━━━━━ MATERIAL SHOWN

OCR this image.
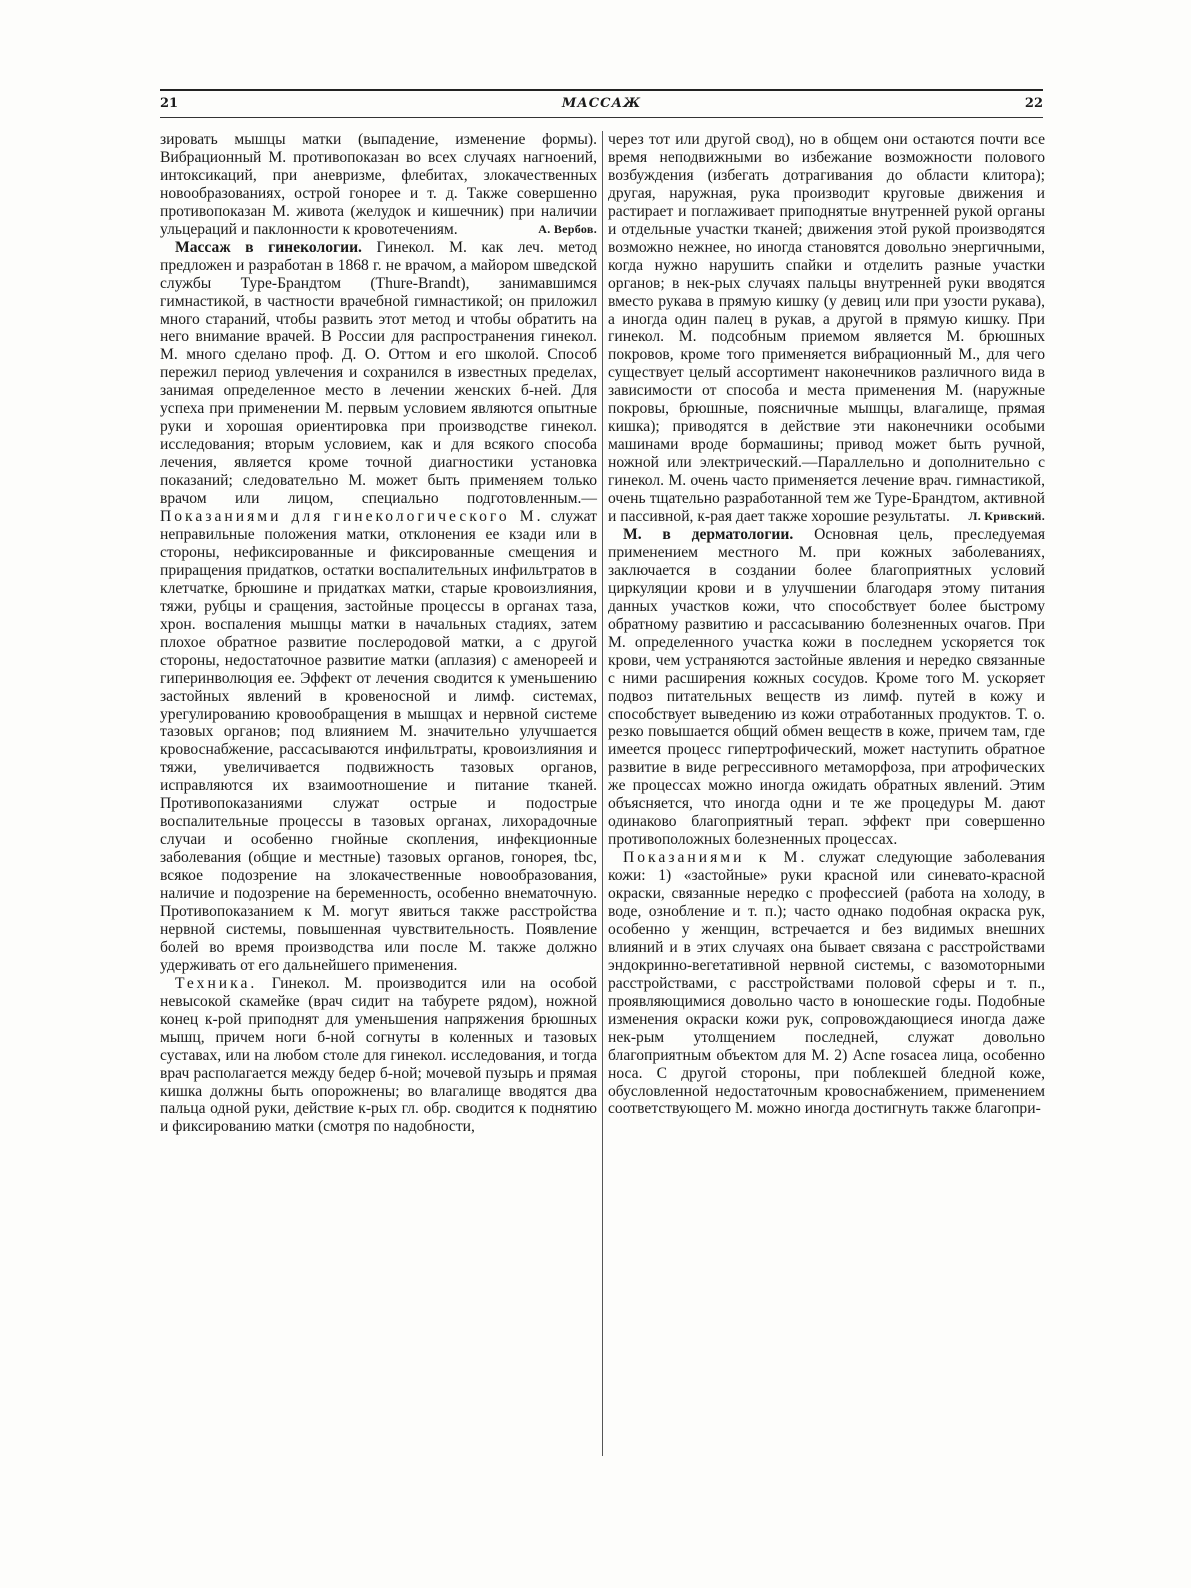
21	МАССАЖ	22

зировать мышцы матки (выпадение, изменение формы). Вибрационный М. противопоказан во всех случаях нагноений, интоксикаций, при аневризме, флебитах, злокачественных новообразованиях, острой гонорее и т. д. Также совершенно противопоказан М. живота (желудок и кишечник) при наличии ульцераций и паклонности к кровотечениям.	А. Вербов.

Массаж в гинекологии. Гинекол. М. как леч. метод предложен и разработан в 1868 г. не врачом, а майором шведской службы Туре-Брандтом (Thure-Brandt), занимавшимся гимнастикой, в частности врачебной гимнастикой; он приложил много стараний, чтобы развить этот метод и чтобы обратить на него внимание врачей. В России для распространения гинекол. М. много сделано проф. Д. О. Оттом и его школой. Способ пережил период увлечения и сохранился в известных пределах, занимая определенное место в лечении женских б-ней. Для успеха при применении М. первым условием являются опытные руки и хорошая ориентировка при производстве гинекол. исследования; вторым условием, как и для всякого способа лечения, является кроме точной диагностики установка показаний; следовательно М. может быть применяем только врачом или лицом, специально подготовленным.—Показаниями для гинекологического М. служат неправильные положения матки, отклонения ее кзади или в стороны, нефиксированные и фиксированные смещения и приращения придатков, остатки воспалительных инфильтратов в клетчатке, брюшине и придатках матки, старые кровоизлияния, тяжи, рубцы и сращения, застойные процессы в органах таза, хрон. воспаления мышцы матки в начальных стадиях, затем плохое обратное развитие послеродовой матки, а с другой стороны, недостаточное развитие матки (аплазия) с аменореей и гиперинволюция ее. Эффект от лечения сводится к уменьшению застойных явлений в кровеносной и лимф. системах, урегулированию кровообращения в мышцах и нервной системе тазовых органов; под влиянием М. значительно улучшается кровоснабжение, рассасываются инфильтраты, кровоизлияния и тяжи, увеличивается подвижность тазовых органов, исправляются их взаимоотношение и питание тканей. Противопоказаниями служат острые и подострые воспалительные процессы в тазовых органах, лихорадочные случаи и особенно гнойные скопления, инфекционные заболевания (общие и местные) тазовых органов, гонорея, tbc, всякое подозрение на злокачественные новообразования, наличие и подозрение на беременность, особенно внематочную. Противопоказанием к М. могут явиться также расстройства нервной системы, повышенная чувствительность. Появление болей во время производства или после М. также должно удерживать от его дальнейшего применения.

Техника. Гинекол. М. производится или на особой невысокой скамейке (врач сидит на табурете рядом), ножной конец к-рой приподнят для уменьшения напряжения брюшных мышц, причем ноги б-ной согнуты в коленных и тазовых суставах, или на любом столе для гинекол. исследования, и тогда врач располагается между бедер б-ной; мочевой пузырь и прямая кишка должны быть опорожнены; во влагалище вводятся два пальца одной руки, действие к-рых гл. обр. сводится к поднятию и фиксированию матки (смотря по надобности,

через тот или другой свод), но в общем они остаются почти все время неподвижными во избежание возможности полового возбуждения (избегать дотрагивания до области клитора); другая, наружная, рука производит круговые движения и растирает и поглаживает приподнятые внутренней рукой органы и отдельные участки тканей; движения этой рукой производятся возможно нежнее, но иногда становятся довольно энергичными, когда нужно нарушить спайки и отделить разные участки органов; в нек-рых случаях пальцы внутренней руки вводятся вместо рукава в прямую кишку (у девиц или при узости рукава), а иногда один палец в рукав, а другой в прямую кишку. При гинекол. М. подсобным приемом является М. брюшных покровов, кроме того применяется вибрационный М., для чего существует целый ассортимент наконечников различного вида в зависимости от способа и места применения М. (наружные покровы, брюшные, поясничные мышцы, влагалище, прямая кишка); приводятся в действие эти наконечники особыми машинами вроде бормашины; привод может быть ручной, ножной или электрический.—Параллельно и дополнительно с гинекол. М. очень часто применяется лечение врач. гимнастикой, очень тщательно разработанной тем же Туре-Брандтом, активной и пассивной, к-рая дает также хорошие результаты. Л. Кривский.

М. в дерматологии. Основная цель, преследуемая применением местного М. при кожных заболеваниях, заключается в создании более благоприятных условий циркуляции крови и в улучшении благодаря этому питания данных участков кожи, что способствует более быстрому обратному развитию и рассасыванию болезненных очагов. При М. определенного участка кожи в последнем ускоряется ток крови, чем устраняются застойные явления и нередко связанные с ними расширения кожных сосудов. Кроме того М. ускоряет подвоз питательных веществ из лимф. путей в кожу и способствует выведению из кожи отработанных продуктов. Т. о. резко повышается общий обмен веществ в коже, причем там, где имеется процесс гипертрофический, может наступить обратное развитие в виде регрессивного метаморфоза, при атрофических же процессах можно иногда ожидать обратных явлений. Этим объясняется, что иногда одни и те же процедуры М. дают одинаково благоприятный терап. эффект при совершенно противоположных болезненных процессах.

Показаниями к М. служат следующие заболевания кожи: 1) «застойные» руки красной или синевато-красной окраски, связанные нередко с профессией (работа на холоду, в воде, ознобление и т. п.); часто однако подобная окраска рук, особенно у женщин, встречается и без видимых внешних влияний и в этих случаях она бывает связана с расстройствами эндокринно-вегетативной нервной системы, с вазомоторными расстройствами, с расстройствами половой сферы и т. п., проявляющимися довольно часто в юношеские годы. Подобные изменения окраски кожи рук, сопровождающиеся иногда даже нек-рым утолщением последней, служат довольно благоприятным объектом для М. 2) Acne rosacea лица, особенно носа. С другой стороны, при поблекшей бледной коже, обусловленной недостаточным кровоснабжением, применением соответствующего М. можно иногда достигнуть также благопри-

━━━━━━━━━━

• **TASK OBJECTIVE**: Will you restate every entry word for word and omit the images?

• **FINISHED EXERCISE**:
OCR this image.
21	МАССАЖ	22

зировать мышцы матки (выпадение, изменение формы). Вибрационный М. противопоказан во всех случаях нагноений, интоксикаций, при аневризме, флебитах, злокачественных новообразованиях, острой гонорее и т. д. Также совершенно противопоказан М. живота (желудок и кишечник) при наличии ульцераций и паклонности к кровотечениям.	А. Вербов.

Массаж в гинекологии. Гинекол. М. как леч. метод предложен и разработан в 1868 г. не врачом, а майором шведской службы Туре-Брандтом (Thure-Brandt), занимавшимся гимнастикой, в частности врачебной гимнастикой; он приложил много стараний, чтобы развить этот метод и чтобы обратить на него внимание врачей. В России для распространения гинекол. М. много сделано проф. Д. О. Оттом и его школой. Способ пережил период увлечения и сохранился в известных пределах, занимая определенное место в лечении женских б-ней. Для успеха при применении М. первым условием являются опытные руки и хорошая ориентировка при производстве гинекол. исследования; вторым условием, как и для всякого способа лечения, является кроме точной диагностики установка показаний; следовательно М. может быть применяем только врачом или лицом, специально подготовленным.—Показаниями для гинекологического М. служат неправильные положения матки, отклонения ее кзади или в стороны, нефиксированные и фиксированные смещения и приращения придатков, остатки воспалительных инфильтратов в клетчатке, брюшине и придатках матки, старые кровоизлияния, тяжи, рубцы и сращения, застойные процессы в органах таза, хрон. воспаления мышцы матки в начальных стадиях, затем плохое обратное развитие послеродовой матки, а с другой стороны, недостаточное развитие матки (аплазия) с аменореей и гиперинволюция ее. Эффект от лечения сводится к уменьшению застойных явлений в кровеносной и лимф. системах, урегулированию кровообращения в мышцах и нервной системе тазовых органов; под влиянием М. значительно улучшается кровоснабжение, рассасываются инфильтраты, кровоизлияния и тяжи, увеличивается подвижность тазовых органов, исправляются их взаимоотношение и питание тканей. Противопоказаниями служат острые и подострые воспалительные процессы в тазовых органах, лихорадочные случаи и особенно гнойные скопления, инфекционные заболевания (общие и местные) тазовых органов, гонорея, tbc, всякое подозрение на злокачественные новообразования, наличие и подозрение на беременность, особенно внематочную. Противопоказанием к М. могут явиться также расстройства нервной системы, повышенная чувствительность. Появление болей во время производства или после М. также должно удерживать от его дальнейшего применения.

Техника. Гинекол. М. производится или на особой невысокой скамейке (врач сидит на табурете рядом), ножной конец к-рой приподнят для уменьшения напряжения брюшных мышц, причем ноги б-ной согнуты в коленных и тазовых суставах, или на любом столе для гинекол. исследования, и тогда врач располагается между бедер б-ной; мочевой пузырь и прямая кишка должны быть опорожнены; во влагалище вводятся два пальца одной руки, действие к-рых гл. обр. сводится к поднятию и фиксированию матки (смотря по надобности,

через тот или другой свод), но в общем они остаются почти все время неподвижными во избежание возможности полового возбуждения (избегать дотрагивания до области клитора); другая, наружная, рука производит круговые движения и растирает и поглаживает приподнятые внутренней рукой органы и отдельные участки тканей; движения этой рукой производятся возможно нежнее, но иногда становятся довольно энергичными, когда нужно нарушить спайки и отделить разные участки органов; в нек-рых случаях пальцы внутренней руки вводятся вместо рукава в прямую кишку (у девиц или при узости рукава), а иногда один палец в рукав, а другой в прямую кишку. При гинекол. М. подсобным приемом является М. брюшных покровов, кроме того применяется вибрационный М., для чего существует целый ассортимент наконечников различного вида в зависимости от способа и места применения М. (наружные покровы, брюшные, поясничные мышцы, влагалище, прямая кишка); приводятся в действие эти наконечники особыми машинами вроде бормашины; привод может быть ручной, ножной или электрический.—Параллельно и дополнительно с гинекол. М. очень часто применяется лечение врач. гимнастикой, очень тщательно разработанной тем же Туре-Брандтом, активной и пассивной, к-рая дает также хорошие результаты. Л. Кривский.

М. в дерматологии. Основная цель, преследуемая применением местного М. при кожных заболеваниях, заключается в создании более благоприятных условий циркуляции крови и в улучшении благодаря этому питания данных участков кожи, что способствует более быстрому обратному развитию и рассасыванию болезненных очагов. При М. определенного участка кожи в последнем ускоряется ток крови, чем устраняются застойные явления и нередко связанные с ними расширения кожных сосудов. Кроме того М. ускоряет подвоз питательных веществ из лимф. путей в кожу и способствует выведению из кожи отработанных продуктов. Т. о. резко повышается общий обмен веществ в коже, причем там, где имеется процесс гипертрофический, может наступить обратное развитие в виде регрессивного метаморфоза, при атрофических же процессах можно иногда ожидать обратных явлений. Этим объясняется, что иногда одни и те же процедуры М. дают одинаково благоприятный терап. эффект при совершенно противоположных болезненных процессах.

Показаниями к М. служат следующие заболевания кожи: 1) «застойные» руки красной или синевато-красной окраски, связанные нередко с профессией (работа на холоду, в воде, ознобление и т. п.); часто однако подобная окраска рук, особенно у женщин, встречается и без видимых внешних влияний и в этих случаях она бывает связана с расстройствами эндокринно-вегетативной нервной системы, с вазомоторными расстройствами, с расстройствами половой сферы и т. п., проявляющимися довольно часто в юношеские годы. Подобные изменения окраски кожи рук, сопровождающиеся иногда даже нек-рым утолщением последней, служат довольно благоприятным объектом для М. 2) Acne rosacea лица, особенно носа. С другой стороны, при поблекшей бледной коже, обусловленной недостаточным кровоснабжением, применением соответствующего М. можно иногда достигнуть также благопри-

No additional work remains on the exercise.